--- start of STORED RECORDS ---

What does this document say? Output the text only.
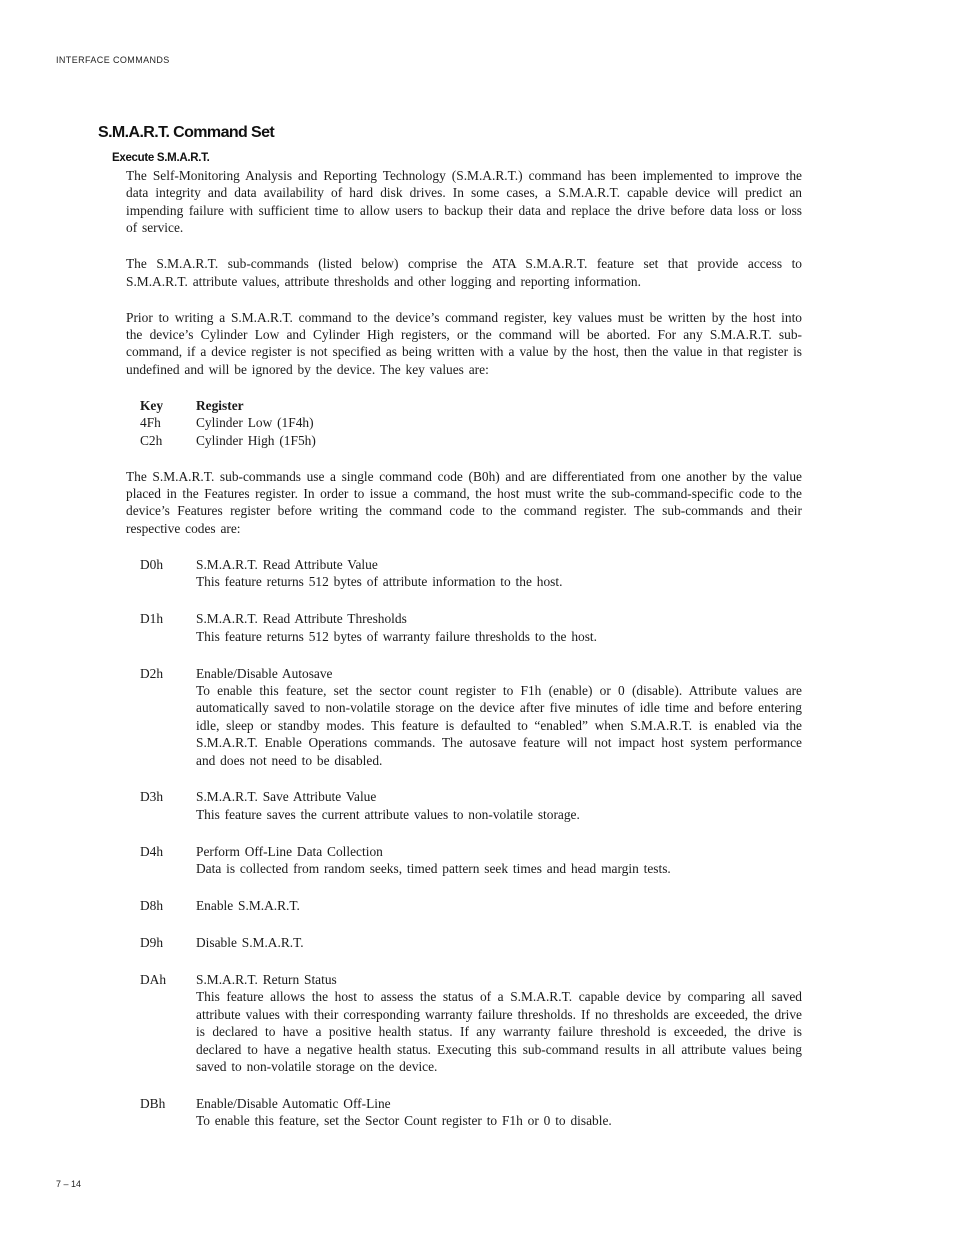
INTERFACE COMMANDS
S.M.A.R.T. Command Set
Execute S.M.A.R.T.

The Self-Monitoring Analysis and Reporting Technology (S.M.A.R.T.) command has been implemented to improve the data integrity and data availability of hard disk drives. In some cases, a S.M.A.R.T. capable device will predict an impending failure with sufficient time to allow users to backup their data and replace the drive before data loss or loss of service.

The S.M.A.R.T. sub-commands (listed below) comprise the ATA S.M.A.R.T. feature set that provide access to S.M.A.R.T. attribute values, attribute thresholds and other logging and reporting information.

Prior to writing a S.M.A.R.T. command to the device’s command register, key values must be written by the host into the device’s Cylinder Low and Cylinder High registers, or the command will be aborted. For any S.M.A.R.T. sub-command, if a device register is not specified as being written with a value by the host, then the value in that register is undefined and will be ignored by the device. The key values are:

Key	Register
4Fh	Cylinder Low (1F4h)
C2h	Cylinder High (1F5h)

The S.M.A.R.T. sub-commands use a single command code (B0h) and are differentiated from one another by the value placed in the Features register. In order to issue a command, the host must write the sub-command-specific code to the device’s Features register before writing the command code to the command register. The sub-commands and their respective codes are:

D0h	S.M.A.R.T. Read Attribute Value
This feature returns 512 bytes of attribute information to the host.
D1h	S.M.A.R.T. Read Attribute Thresholds
This feature returns 512 bytes of warranty failure thresholds to the host.
D2h	Enable/Disable Autosave
To enable this feature, set the sector count register to F1h (enable) or 0 (disable). Attribute values are automatically saved to non-volatile storage on the device after five minutes of idle time and before entering idle, sleep or standby modes. This feature is defaulted to “enabled” when S.M.A.R.T. is enabled via the S.M.A.R.T. Enable Operations commands. The autosave feature will not impact host system performance and does not need to be disabled.
D3h	S.M.A.R.T. Save Attribute Value
This feature saves the current attribute values to non-volatile storage.
D4h	Perform Off-Line Data Collection
Data is collected from random seeks, timed pattern seek times and head margin tests.
D8h	Enable S.M.A.R.T.
D9h	Disable S.M.A.R.T.
DAh	S.M.A.R.T. Return Status
This feature allows the host to assess the status of a S.M.A.R.T. capable device by comparing all saved attribute values with their corresponding warranty failure thresholds. If no thresholds are exceeded, the drive is declared to have a positive health status. If any warranty failure threshold is exceeded, the drive is declared to have a negative health status. Executing this sub-command results in all attribute values being saved to non-volatile storage on the device.
DBh	Enable/Disable Automatic Off-Line
To enable this feature, set the Sector Count register to F1h or 0 to disable.
7 – 14
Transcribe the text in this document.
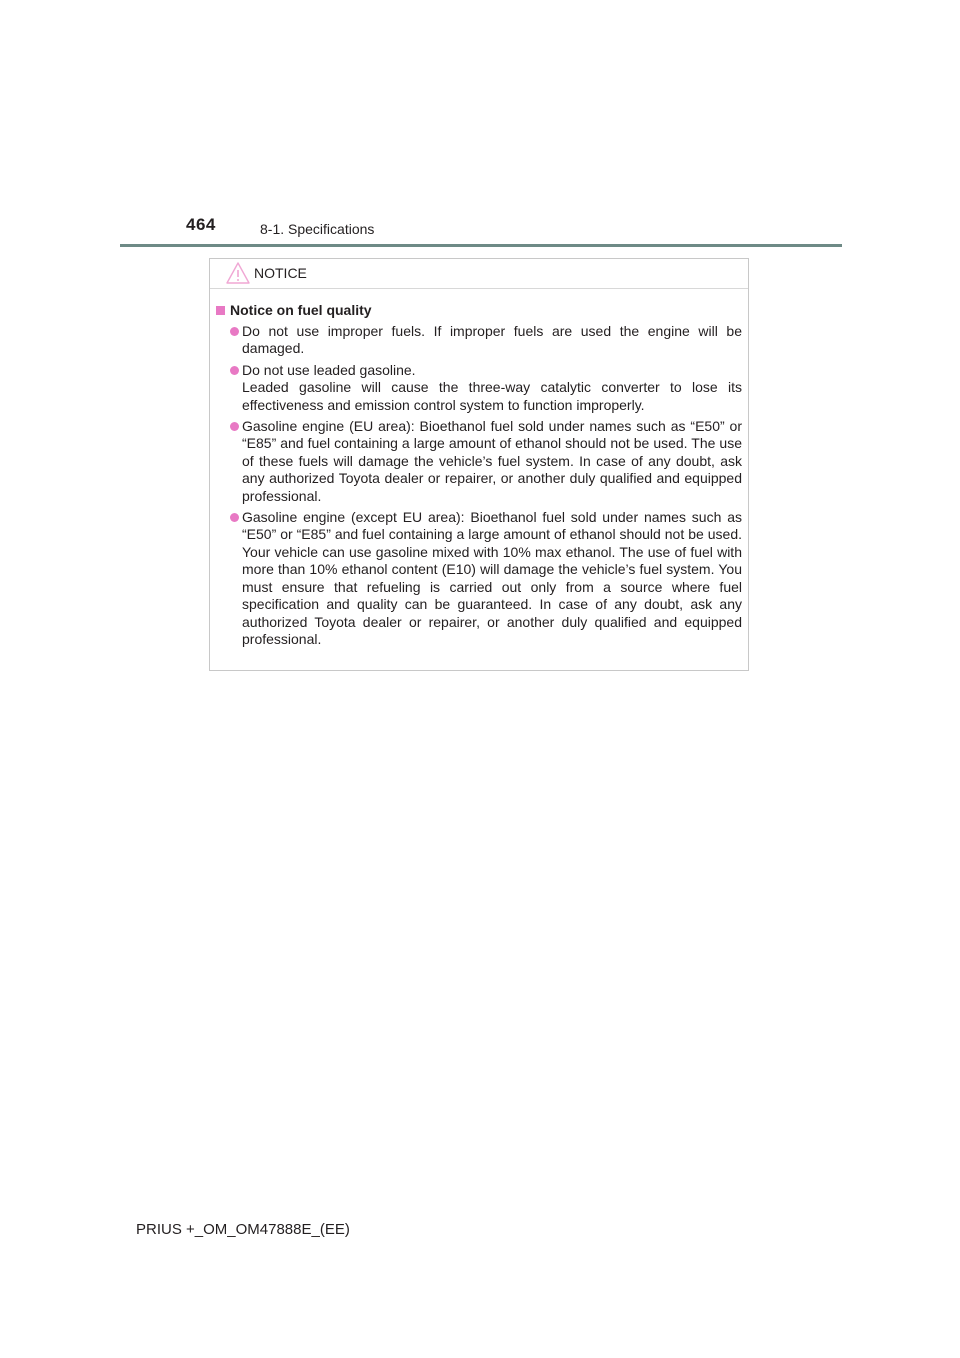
464	8-1. Specifications
NOTICE
Notice on fuel quality

Do not use improper fuels. If improper fuels are used the engine will be damaged.

Do not use leaded gasoline.

Leaded gasoline will cause the three-way catalytic converter to lose its effectiveness and emission control system to function improperly.

Gasoline engine (EU area): Bioethanol fuel sold under names such as “E50” or “E85” and fuel containing a large amount of ethanol should not be used. The use of these fuels will damage the vehicle’s fuel system. In case of any doubt, ask any authorized Toyota dealer or repairer, or another duly qualified and equipped professional.

Gasoline engine (except EU area): Bioethanol fuel sold under names such as “E50” or “E85” and fuel containing a large amount of ethanol should not be used. Your vehicle can use gasoline mixed with 10% max ethanol. The use of fuel with more than 10% ethanol content (E10) will damage the vehicle’s fuel system. You must ensure that refueling is carried out only from a source where fuel specification and quality can be guaranteed. In case of any doubt, ask any authorized Toyota dealer or repairer, or another duly qualified and equipped professional.

PRIUS +_OM_OM47888E_(EE)
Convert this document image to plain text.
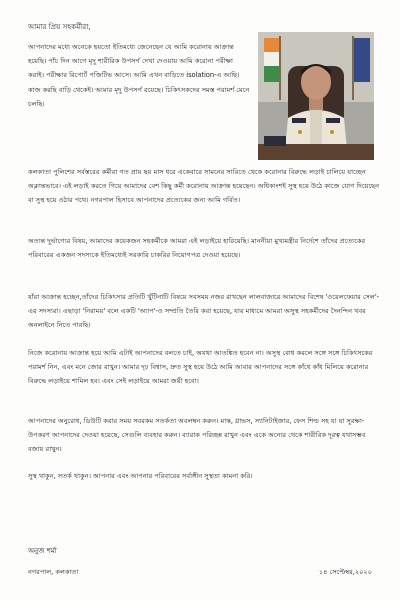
আমার প্রিয় সহকর্মীরা,

আপনাদের মধ্যে অনেকে হয়তো ইতিমধ্যে জেনেছেন যে আমি করোনায় আক্রান্ত হয়েছি। পাঁচ দিন আগে মৃদু শারীরিক উপসর্গ দেখা দেওয়ায় আমি করোনা পরীক্ষা করাই। পরীক্ষার রিপোর্ট পজিটিভ আসে। আমি এখন বাড়িতে isolation-এ আছি। কাজ করছি বাড়ি থেকেই। আমার মৃদু উপসর্গ রয়েছে। চিকিৎসকদের সমস্ত পরামর্শ মেনে চলছি।

কলকাতা পুলিশের সর্বস্তরের কর্মীরা গত প্রায় ছয় মাস ধরে একেবারে সামনের সারিতে থেকে করোনার বিরুদ্ধে লড়াই চালিয়ে যাচ্ছেন অক্লান্তভাবে। এই লড়াই করতে গিয়ে আমাদের বেশ কিছু কর্মী করোনায় আক্রান্ত হয়েছেন। অধিকাংশই সুস্থ হয়ে উঠে কাজে যোগ দিয়েছেন বা সুস্থ হয়ে ওঠার পথে। নগরপাল হিসাবে আপনাদের প্রত্যেকের জন্য আমি গর্বিত।

অত্যন্ত দুর্ভাগ্যের বিষয়, আমাদের কয়েকজন সহকর্মীকে আমরা এই লড়াইয়ে হারিয়েছি। মাননীয়া মুখ্যমন্ত্রীর নির্দেশে তাঁদের প্রত্যেকের পরিবারের একজন সদস্যকে ইতিমধ্যেই সরকারি চাকরির নিয়োগপত্র দেওয়া হয়েছে।

যাঁরা আক্রান্ত হচ্ছেন,তাঁদের চিকিৎসার প্রতিটি খুঁটিনাটি বিষয়ে সবসময় নজর রাখছেন লালবাজারে আমাদের বিশেষ 'ওয়েলফেয়ার সেল'-এর সদস্যরা। এছাড়া 'নিরাময়' বলে একটি 'অ্যাপ'-ও সম্প্রতি তৈরি করা হয়েছে, যার মাধ্যমে আমরা অসুস্থ সহকর্মীদের দৈনন্দিন খবর অনলাইনে নিতে পারছি।

নিজে করোনায় আক্রান্ত হয়ে আমি এটাই আপনাদের বলতে চাই, অযথা আতঙ্কিত হবেন না। অসুস্থ বোধ করলে সঙ্গে সঙ্গে চিকিৎসকের পরামর্শ নিন, এবং মনে জোর রাখুন। আমার দৃঢ় বিশ্বাস, দ্রুত সুস্থ হয়ে উঠে আমি আবার আপনাদের সঙ্গে কাঁধে কাঁধ মিলিয়ে করোনার বিরুদ্ধে লড়াইয়ে শামিল হব। এবং সেই লড়াইয়ে আমরা জয়ী হবো।

আপনাদের অনুরোধ, ডিউটি করার সময় সবরকম সতর্কতা অবলম্বন করুন। মাস্ক, গ্লাভস, স্যানিটাইজার, ফেস শিল্ড সহ যা যা সুরক্ষা-উপকরণ আপনাদের দেওয়া হয়েছে, সেগুলি ব্যবহার করুন। ব্যারাক পরিচ্ছন্ন রাখুন এবং একে অন্যের থেকে শারীরিক দূরত্ব যথাসম্ভব বজায় রাখুন।

সুস্থ থাকুন, সতর্ক থাকুন। আপনার এবং আপনার পরিবারের সর্বাঙ্গীন সুস্থতা কামনা করি।

অনুজ শর্মা

নগরপাল, কলকাতা	১৪ সেপ্টেম্বর,২০২০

--- end of STORED RECORDS ---

DO THIS: Pictures in the records above are left out; print everything else exactly as written.

SOLUTION:
What does this document say? Output the text only.
INTERFACE COMMANDS
S.M.A.R.T. Command Set
Execute S.M.A.R.T.

The Self-Monitoring Analysis and Reporting Technology (S.M.A.R.T.) command has been implemented to improve the data integrity and data availability of hard disk drives. In some cases, a S.M.A.R.T. capable device will predict an impending failure with sufficient time to allow users to backup their data and replace the drive before data loss or loss of service.

The S.M.A.R.T. sub-commands (listed below) comprise the ATA S.M.A.R.T. feature set that provide access to S.M.A.R.T. attribute values, attribute thresholds and other logging and reporting information.

Prior to writing a S.M.A.R.T. command to the device’s command register, key values must be written by the host into the device’s Cylinder Low and Cylinder High registers, or the command will be aborted. For any S.M.A.R.T. sub-command, if a device register is not specified as being written with a value by the host, then the value in that register is undefined and will be ignored by the device. The key values are:

Key	Register
4Fh	Cylinder Low (1F4h)
C2h	Cylinder High (1F5h)

The S.M.A.R.T. sub-commands use a single command code (B0h) and are differentiated from one another by the value placed in the Features register. In order to issue a command, the host must write the sub-command-specific code to the device’s Features register before writing the command code to the command register. The sub-commands and their respective codes are:

D0h	S.M.A.R.T. Read Attribute Value
This feature returns 512 bytes of attribute information to the host.
D1h	S.M.A.R.T. Read Attribute Thresholds
This feature returns 512 bytes of warranty failure thresholds to the host.
D2h	Enable/Disable Autosave
To enable this feature, set the sector count register to F1h (enable) or 0 (disable). Attribute values are automatically saved to non-volatile storage on the device after five minutes of idle time and before entering idle, sleep or standby modes. This feature is defaulted to “enabled” when S.M.A.R.T. is enabled via the S.M.A.R.T. Enable Operations commands. The autosave feature will not impact host system performance and does not need to be disabled.
D3h	S.M.A.R.T. Save Attribute Value
This feature saves the current attribute values to non-volatile storage.
D4h	Perform Off-Line Data Collection
Data is collected from random seeks, timed pattern seek times and head margin tests.
D8h	Enable S.M.A.R.T.
D9h	Disable S.M.A.R.T.
DAh	S.M.A.R.T. Return Status
This feature allows the host to assess the status of a S.M.A.R.T. capable device by comparing all saved attribute values with their corresponding warranty failure thresholds. If no thresholds are exceeded, the drive is declared to have a positive health status. If any warranty failure threshold is exceeded, the drive is declared to have a negative health status. Executing this sub-command results in all attribute values being saved to non-volatile storage on the device.
DBh	Enable/Disable Automatic Off-Line
To enable this feature, set the Sector Count register to F1h or 0 to disable.
7 – 14
Transcribe the text in this document.
464	8-1. Specifications
NOTICE
Notice on fuel quality

Do not use improper fuels. If improper fuels are used the engine will be damaged.

Do not use leaded gasoline.

Leaded gasoline will cause the three-way catalytic converter to lose its effectiveness and emission control system to function improperly.

Gasoline engine (EU area): Bioethanol fuel sold under names such as “E50” or “E85” and fuel containing a large amount of ethanol should not be used. The use of these fuels will damage the vehicle’s fuel system. In case of any doubt, ask any authorized Toyota dealer or repairer, or another duly qualified and equipped professional.

Gasoline engine (except EU area): Bioethanol fuel sold under names such as “E50” or “E85” and fuel containing a large amount of ethanol should not be used. Your vehicle can use gasoline mixed with 10% max ethanol. The use of fuel with more than 10% ethanol content (E10) will damage the vehicle’s fuel system. You must ensure that refueling is carried out only from a source where fuel specification and quality can be guaranteed. In case of any doubt, ask any authorized Toyota dealer or repairer, or another duly qualified and equipped professional.

PRIUS +_OM_OM47888E_(EE)
Convert this document image to plain text.
আমার প্রিয় সহকর্মীরা,

আপনাদের মধ্যে অনেকে হয়তো ইতিমধ্যে জেনেছেন যে আমি করোনায় আক্রান্ত হয়েছি। পাঁচ দিন আগে মৃদু শারীরিক উপসর্গ দেখা দেওয়ায় আমি করোনা পরীক্ষা করাই। পরীক্ষার রিপোর্ট পজিটিভ আসে। আমি এখন বাড়িতে isolation-এ আছি। কাজ করছি বাড়ি থেকেই। আমার মৃদু উপসর্গ রয়েছে। চিকিৎসকদের সমস্ত পরামর্শ মেনে চলছি।

কলকাতা পুলিশের সর্বস্তরের কর্মীরা গত প্রায় ছয় মাস ধরে একেবারে সামনের সারিতে থেকে করোনার বিরুদ্ধে লড়াই চালিয়ে যাচ্ছেন অক্লান্তভাবে। এই লড়াই করতে গিয়ে আমাদের বেশ কিছু কর্মী করোনায় আক্রান্ত হয়েছেন। অধিকাংশই সুস্থ হয়ে উঠে কাজে যোগ দিয়েছেন বা সুস্থ হয়ে ওঠার পথে। নগরপাল হিসাবে আপনাদের প্রত্যেকের জন্য আমি গর্বিত।

অত্যন্ত দুর্ভাগ্যের বিষয়, আমাদের কয়েকজন সহকর্মীকে আমরা এই লড়াইয়ে হারিয়েছি। মাননীয়া মুখ্যমন্ত্রীর নির্দেশে তাঁদের প্রত্যেকের পরিবারের একজন সদস্যকে ইতিমধ্যেই সরকারি চাকরির নিয়োগপত্র দেওয়া হয়েছে।

যাঁরা আক্রান্ত হচ্ছেন,তাঁদের চিকিৎসার প্রতিটি খুঁটিনাটি বিষয়ে সবসময় নজর রাখছেন লালবাজারে আমাদের বিশেষ 'ওয়েলফেয়ার সেল'-এর সদস্যরা। এছাড়া 'নিরাময়' বলে একটি 'অ্যাপ'-ও সম্প্রতি তৈরি করা হয়েছে, যার মাধ্যমে আমরা অসুস্থ সহকর্মীদের দৈনন্দিন খবর অনলাইনে নিতে পারছি।

নিজে করোনায় আক্রান্ত হয়ে আমি এটাই আপনাদের বলতে চাই, অযথা আতঙ্কিত হবেন না। অসুস্থ বোধ করলে সঙ্গে সঙ্গে চিকিৎসকের পরামর্শ নিন, এবং মনে জোর রাখুন। আমার দৃঢ় বিশ্বাস, দ্রুত সুস্থ হয়ে উঠে আমি আবার আপনাদের সঙ্গে কাঁধে কাঁধ মিলিয়ে করোনার বিরুদ্ধে লড়াইয়ে শামিল হব। এবং সেই লড়াইয়ে আমরা জয়ী হবো।

আপনাদের অনুরোধ, ডিউটি করার সময় সবরকম সতর্কতা অবলম্বন করুন। মাস্ক, গ্লাভস, স্যানিটাইজার, ফেস শিল্ড সহ যা যা সুরক্ষা-উপকরণ আপনাদের দেওয়া হয়েছে, সেগুলি ব্যবহার করুন। ব্যারাক পরিচ্ছন্ন রাখুন এবং একে অন্যের থেকে শারীরিক দূরত্ব যথাসম্ভব বজায় রাখুন।

সুস্থ থাকুন, সতর্ক থাকুন। আপনার এবং আপনার পরিবারের সর্বাঙ্গীন সুস্থতা কামনা করি।

অনুজ শর্মা

নগরপাল, কলকাতা	১৪ সেপ্টেম্বর,২০২০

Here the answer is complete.